#### Source

July 2, 2008

Bishop sees education as part of effort to craft immigration reform

By Barbara Stinson Lee (Catholic News Service)

SALT LAKE CITY (CNS) -- Bishop John C. Wester of Salt Lake City said he doesn't expect any comprehensive immigration reform to occur in the United States until after the 2008 presidential election and not even for some time after that.

"It takes time to educate people about the challenges and complicated issues that surround immigration, migration and refugee needs," he told the Intermountain Catholic, his diocese's newspaper.

"We need to develop ways ... to help immigrants who are facing life and death situations. And we have to find ways to approach and eliminate the organized criminal aspects that make migration even more dangerous than it is," he said.

Bishop Wester made the comments in an interview about his participation in a June 16-18 meeting of bishops from the United States, Mexico, Central America and the Caribbean. They met in the Mexican border city of Tijuana. The other U.S. bishop who attended was Coadjutor Bishop Jaime Soto of Sacramento, Calif.

This year's meeting included bishops from Honduras, El Salvador, Guatemala and Cuba; it was the first time other Latin American countries, besides Mexico, participated.

During the meeting all the bishops urged the U.S. and Mexican governments to better protect the rights of undocumented migrants heading north in search of better economic opportunities.

"The conference was designed to represent countries that send refugees to other countries, those countries that have refugees traveling through them, and the countries that receive refugees from the sending countries," said Bishop Wester, chairman of the U.S. bishops' Committee on Migration.

Bishop Soto told Catholic News Service in a telephone interview that "the presence of the Central American countries added to the richness in what we were able to discuss."

Mexico is the largest sending country, Bishop Wester said.

"But it is also the country most migrants pass through to get to the United States. Migrants from Cuba are coming through Mexico, and the Mexican government is advocating for fair treatment of migrants," he said.

In addition to the ordinary trials of migrants -- walking long distances in inclement weather, being apprehended by border patrols, and being sent back to the sending country or simply left on the southern side of the Mexican border -- migrants have faced violence, human trafficking and sexual assaults, the bishop said.

"The deportation process is confusing," Bishop Wester said, "especially if the migrants aren't returned to their home country.

"The conference made it very clear that migrants being deported should be sent back to their home country; that migrants should receive support while they're in transit; and that the bishops' conferences will advocate for immigration reform," he said.

########

▶ Objectives:
a) According to the news article about the bishop and immigration reform, in which city did the June 16-18 meeting of bishops take place?
b) Reproduce the part of the news article between "By Barbara Stinson" and "time after that.", inclusive, word for word.

#### Recorded data

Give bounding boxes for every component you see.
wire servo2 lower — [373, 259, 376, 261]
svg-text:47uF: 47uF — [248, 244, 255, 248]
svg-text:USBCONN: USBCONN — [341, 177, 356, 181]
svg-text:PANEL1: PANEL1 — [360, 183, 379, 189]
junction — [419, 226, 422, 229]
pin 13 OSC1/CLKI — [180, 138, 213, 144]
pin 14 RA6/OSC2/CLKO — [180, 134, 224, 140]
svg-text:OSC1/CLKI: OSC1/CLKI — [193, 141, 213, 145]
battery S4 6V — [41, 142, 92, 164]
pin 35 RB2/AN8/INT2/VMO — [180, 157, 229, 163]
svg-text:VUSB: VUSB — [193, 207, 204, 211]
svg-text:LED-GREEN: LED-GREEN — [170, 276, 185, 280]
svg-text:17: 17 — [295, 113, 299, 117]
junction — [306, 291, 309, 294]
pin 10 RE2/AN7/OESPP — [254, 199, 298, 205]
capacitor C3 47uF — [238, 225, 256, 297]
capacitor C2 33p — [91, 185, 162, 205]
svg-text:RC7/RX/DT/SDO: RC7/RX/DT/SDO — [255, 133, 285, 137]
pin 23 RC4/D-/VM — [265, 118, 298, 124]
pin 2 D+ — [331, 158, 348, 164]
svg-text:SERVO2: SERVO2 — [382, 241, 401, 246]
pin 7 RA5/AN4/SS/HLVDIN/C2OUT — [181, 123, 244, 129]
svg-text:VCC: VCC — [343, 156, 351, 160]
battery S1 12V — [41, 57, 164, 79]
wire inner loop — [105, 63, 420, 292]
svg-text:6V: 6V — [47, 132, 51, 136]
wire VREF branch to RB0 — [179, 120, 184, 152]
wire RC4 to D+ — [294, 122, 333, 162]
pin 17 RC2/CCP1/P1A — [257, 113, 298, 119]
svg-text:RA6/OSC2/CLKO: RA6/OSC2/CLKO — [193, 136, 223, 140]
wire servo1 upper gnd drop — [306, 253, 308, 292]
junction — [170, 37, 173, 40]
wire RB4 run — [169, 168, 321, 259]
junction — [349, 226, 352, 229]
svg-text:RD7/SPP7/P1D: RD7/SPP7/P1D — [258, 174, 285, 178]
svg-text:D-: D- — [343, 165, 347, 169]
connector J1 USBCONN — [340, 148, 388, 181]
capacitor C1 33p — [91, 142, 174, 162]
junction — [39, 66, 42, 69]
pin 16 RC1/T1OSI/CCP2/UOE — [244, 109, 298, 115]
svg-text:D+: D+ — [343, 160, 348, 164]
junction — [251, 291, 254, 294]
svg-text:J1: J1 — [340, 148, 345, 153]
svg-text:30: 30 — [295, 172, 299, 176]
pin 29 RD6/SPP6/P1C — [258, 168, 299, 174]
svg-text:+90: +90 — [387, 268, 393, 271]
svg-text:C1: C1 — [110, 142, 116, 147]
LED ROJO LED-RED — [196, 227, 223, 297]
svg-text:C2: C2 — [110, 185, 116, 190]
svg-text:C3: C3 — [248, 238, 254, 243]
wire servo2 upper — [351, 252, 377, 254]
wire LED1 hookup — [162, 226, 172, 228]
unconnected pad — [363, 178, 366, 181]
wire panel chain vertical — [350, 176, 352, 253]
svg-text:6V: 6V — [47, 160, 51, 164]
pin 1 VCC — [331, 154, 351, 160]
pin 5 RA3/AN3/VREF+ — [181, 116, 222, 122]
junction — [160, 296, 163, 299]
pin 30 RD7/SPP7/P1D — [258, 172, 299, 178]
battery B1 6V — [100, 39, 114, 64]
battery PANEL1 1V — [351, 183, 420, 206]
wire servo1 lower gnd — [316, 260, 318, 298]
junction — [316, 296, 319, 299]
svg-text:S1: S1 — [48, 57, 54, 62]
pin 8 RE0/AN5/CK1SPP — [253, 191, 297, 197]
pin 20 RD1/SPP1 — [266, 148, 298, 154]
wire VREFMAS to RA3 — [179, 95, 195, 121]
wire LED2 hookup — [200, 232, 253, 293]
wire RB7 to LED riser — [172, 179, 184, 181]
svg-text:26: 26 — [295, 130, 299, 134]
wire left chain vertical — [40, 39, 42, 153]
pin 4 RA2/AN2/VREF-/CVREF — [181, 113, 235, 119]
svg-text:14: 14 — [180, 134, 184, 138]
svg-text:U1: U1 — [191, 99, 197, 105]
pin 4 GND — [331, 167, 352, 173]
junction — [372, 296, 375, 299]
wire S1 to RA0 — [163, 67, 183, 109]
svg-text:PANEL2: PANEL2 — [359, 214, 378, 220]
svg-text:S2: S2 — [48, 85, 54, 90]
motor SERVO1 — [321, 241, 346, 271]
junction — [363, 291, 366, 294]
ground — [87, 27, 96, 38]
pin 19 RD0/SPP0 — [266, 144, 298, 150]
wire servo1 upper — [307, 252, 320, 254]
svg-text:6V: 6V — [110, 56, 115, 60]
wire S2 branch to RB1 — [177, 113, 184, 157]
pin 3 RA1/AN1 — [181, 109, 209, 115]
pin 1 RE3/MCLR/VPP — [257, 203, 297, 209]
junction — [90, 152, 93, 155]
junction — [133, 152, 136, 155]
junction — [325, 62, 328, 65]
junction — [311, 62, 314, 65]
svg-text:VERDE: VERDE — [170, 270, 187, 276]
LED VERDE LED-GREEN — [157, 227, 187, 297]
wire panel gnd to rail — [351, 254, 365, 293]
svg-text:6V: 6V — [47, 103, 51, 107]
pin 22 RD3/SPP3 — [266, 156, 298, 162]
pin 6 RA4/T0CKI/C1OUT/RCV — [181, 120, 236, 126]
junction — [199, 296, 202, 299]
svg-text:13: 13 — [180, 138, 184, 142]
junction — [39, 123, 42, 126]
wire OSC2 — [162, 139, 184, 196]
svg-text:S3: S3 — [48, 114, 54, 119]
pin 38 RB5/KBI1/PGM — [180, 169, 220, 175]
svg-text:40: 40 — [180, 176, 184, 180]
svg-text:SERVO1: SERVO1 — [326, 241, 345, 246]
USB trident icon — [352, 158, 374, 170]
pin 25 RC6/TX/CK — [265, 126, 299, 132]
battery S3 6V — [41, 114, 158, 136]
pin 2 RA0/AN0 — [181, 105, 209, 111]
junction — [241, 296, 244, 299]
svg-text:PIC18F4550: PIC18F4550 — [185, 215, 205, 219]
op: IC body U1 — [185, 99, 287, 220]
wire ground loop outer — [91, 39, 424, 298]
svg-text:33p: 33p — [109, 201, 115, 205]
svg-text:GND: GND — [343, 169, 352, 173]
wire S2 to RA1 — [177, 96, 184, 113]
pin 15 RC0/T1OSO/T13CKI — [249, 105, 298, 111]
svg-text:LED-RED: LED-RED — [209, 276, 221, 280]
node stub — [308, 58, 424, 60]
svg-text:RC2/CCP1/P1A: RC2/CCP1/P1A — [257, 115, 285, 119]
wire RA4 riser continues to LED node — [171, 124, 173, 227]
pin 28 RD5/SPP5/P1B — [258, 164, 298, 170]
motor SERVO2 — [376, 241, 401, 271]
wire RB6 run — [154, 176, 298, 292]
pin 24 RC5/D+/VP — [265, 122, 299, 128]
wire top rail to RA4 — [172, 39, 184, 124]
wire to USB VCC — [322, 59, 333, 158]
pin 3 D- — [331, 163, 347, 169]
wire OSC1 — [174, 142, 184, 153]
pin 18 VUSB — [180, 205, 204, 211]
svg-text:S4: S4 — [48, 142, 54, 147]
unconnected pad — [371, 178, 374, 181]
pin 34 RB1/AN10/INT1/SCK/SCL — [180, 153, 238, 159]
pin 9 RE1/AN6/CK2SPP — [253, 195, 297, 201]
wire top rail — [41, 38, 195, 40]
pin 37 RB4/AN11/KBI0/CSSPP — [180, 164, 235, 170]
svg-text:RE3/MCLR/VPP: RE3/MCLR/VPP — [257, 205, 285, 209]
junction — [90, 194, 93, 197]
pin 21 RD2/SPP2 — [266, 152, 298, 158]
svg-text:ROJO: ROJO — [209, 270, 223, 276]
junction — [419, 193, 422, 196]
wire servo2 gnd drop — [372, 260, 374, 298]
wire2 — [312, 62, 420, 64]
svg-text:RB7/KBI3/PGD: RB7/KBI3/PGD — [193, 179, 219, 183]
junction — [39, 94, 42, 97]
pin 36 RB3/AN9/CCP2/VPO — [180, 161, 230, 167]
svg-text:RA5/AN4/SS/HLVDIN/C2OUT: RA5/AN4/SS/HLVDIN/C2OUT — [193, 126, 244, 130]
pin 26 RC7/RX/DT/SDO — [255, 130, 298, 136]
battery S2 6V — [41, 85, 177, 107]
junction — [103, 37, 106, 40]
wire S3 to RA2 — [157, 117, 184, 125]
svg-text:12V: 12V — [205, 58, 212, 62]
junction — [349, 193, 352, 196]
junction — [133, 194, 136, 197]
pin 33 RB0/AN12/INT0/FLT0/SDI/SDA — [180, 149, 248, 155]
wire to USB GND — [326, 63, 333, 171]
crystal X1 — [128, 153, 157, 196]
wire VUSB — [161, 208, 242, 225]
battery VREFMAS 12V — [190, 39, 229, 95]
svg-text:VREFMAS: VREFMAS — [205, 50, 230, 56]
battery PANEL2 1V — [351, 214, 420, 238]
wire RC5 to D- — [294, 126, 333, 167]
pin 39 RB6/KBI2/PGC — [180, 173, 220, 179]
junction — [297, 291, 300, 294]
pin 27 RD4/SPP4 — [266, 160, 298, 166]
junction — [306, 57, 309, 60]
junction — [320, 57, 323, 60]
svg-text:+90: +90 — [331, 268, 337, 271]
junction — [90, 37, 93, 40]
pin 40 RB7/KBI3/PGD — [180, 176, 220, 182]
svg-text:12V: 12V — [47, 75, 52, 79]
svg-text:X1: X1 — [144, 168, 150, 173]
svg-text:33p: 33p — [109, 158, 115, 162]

########

▶ Task answers:
a) Tijuana, a Mexican border city.

b)
By Barbara Stinson Lee (Catholic News Service)

SALT LAKE CITY (CNS) -- Bishop John C. Wester of Salt Lake City said he doesn't expect any comprehensive immigration reform to occur in the United States until after the 2008 presidential election and not even for some time after that.